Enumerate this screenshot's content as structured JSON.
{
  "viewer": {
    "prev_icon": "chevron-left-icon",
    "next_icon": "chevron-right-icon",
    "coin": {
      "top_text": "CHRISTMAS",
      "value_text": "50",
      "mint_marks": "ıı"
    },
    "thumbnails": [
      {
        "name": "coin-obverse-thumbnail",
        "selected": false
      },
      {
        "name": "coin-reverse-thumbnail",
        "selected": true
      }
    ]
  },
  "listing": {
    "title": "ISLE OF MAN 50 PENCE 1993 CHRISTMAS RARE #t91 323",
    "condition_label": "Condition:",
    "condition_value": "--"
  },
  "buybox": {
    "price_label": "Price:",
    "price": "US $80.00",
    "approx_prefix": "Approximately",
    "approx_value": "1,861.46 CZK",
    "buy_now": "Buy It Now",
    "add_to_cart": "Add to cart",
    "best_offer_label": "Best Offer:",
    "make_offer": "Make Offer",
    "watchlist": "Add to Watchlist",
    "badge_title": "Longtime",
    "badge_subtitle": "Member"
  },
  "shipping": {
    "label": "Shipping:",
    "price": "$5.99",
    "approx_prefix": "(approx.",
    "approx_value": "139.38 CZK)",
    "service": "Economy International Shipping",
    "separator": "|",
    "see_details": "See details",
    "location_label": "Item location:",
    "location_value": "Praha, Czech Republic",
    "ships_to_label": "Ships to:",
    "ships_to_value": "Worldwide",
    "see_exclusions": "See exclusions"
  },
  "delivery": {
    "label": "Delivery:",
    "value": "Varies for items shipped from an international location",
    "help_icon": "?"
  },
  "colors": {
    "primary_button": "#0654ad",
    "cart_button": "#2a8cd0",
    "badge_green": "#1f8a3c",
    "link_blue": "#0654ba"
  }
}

- - -

Please reproduce all of the entries exactly as they stand.

| Task answer |
Enumerate this screenshot's content as structured JSON.
{
  "viewer": {
    "prev_icon": "chevron-left-icon",
    "next_icon": "chevron-right-icon",
    "coin": {
      "top_text": "CHRISTMAS",
      "value_text": "50",
      "mint_marks": "ıı"
    },
    "thumbnails": [
      {
        "name": "coin-obverse-thumbnail",
        "selected": false
      },
      {
        "name": "coin-reverse-thumbnail",
        "selected": true
      }
    ]
  },
  "listing": {
    "title": "ISLE OF MAN 50 PENCE 1993 CHRISTMAS RARE #t91 323",
    "condition_label": "Condition:",
    "condition_value": "--"
  },
  "buybox": {
    "price_label": "Price:",
    "price": "US $80.00",
    "approx_prefix": "Approximately",
    "approx_value": "1,861.46 CZK",
    "buy_now": "Buy It Now",
    "add_to_cart": "Add to cart",
    "best_offer_label": "Best Offer:",
    "make_offer": "Make Offer",
    "watchlist": "Add to Watchlist",
    "badge_title": "Longtime",
    "badge_subtitle": "Member"
  },
  "shipping": {
    "label": "Shipping:",
    "price": "$5.99",
    "approx_prefix": "(approx.",
    "approx_value": "139.38 CZK)",
    "service": "Economy International Shipping",
    "separator": "|",
    "see_details": "See details",
    "location_label": "Item location:",
    "location_value": "Praha, Czech Republic",
    "ships_to_label": "Ships to:",
    "ships_to_value": "Worldwide",
    "see_exclusions": "See exclusions"
  },
  "delivery": {
    "label": "Delivery:",
    "value": "Varies for items shipped from an international location",
    "help_icon": "?"
  },
  "colors": {
    "primary_button": "#0654ad",
    "cart_button": "#2a8cd0",
    "badge_green": "#1f8a3c",
    "link_blue": "#0654ba"
  }
}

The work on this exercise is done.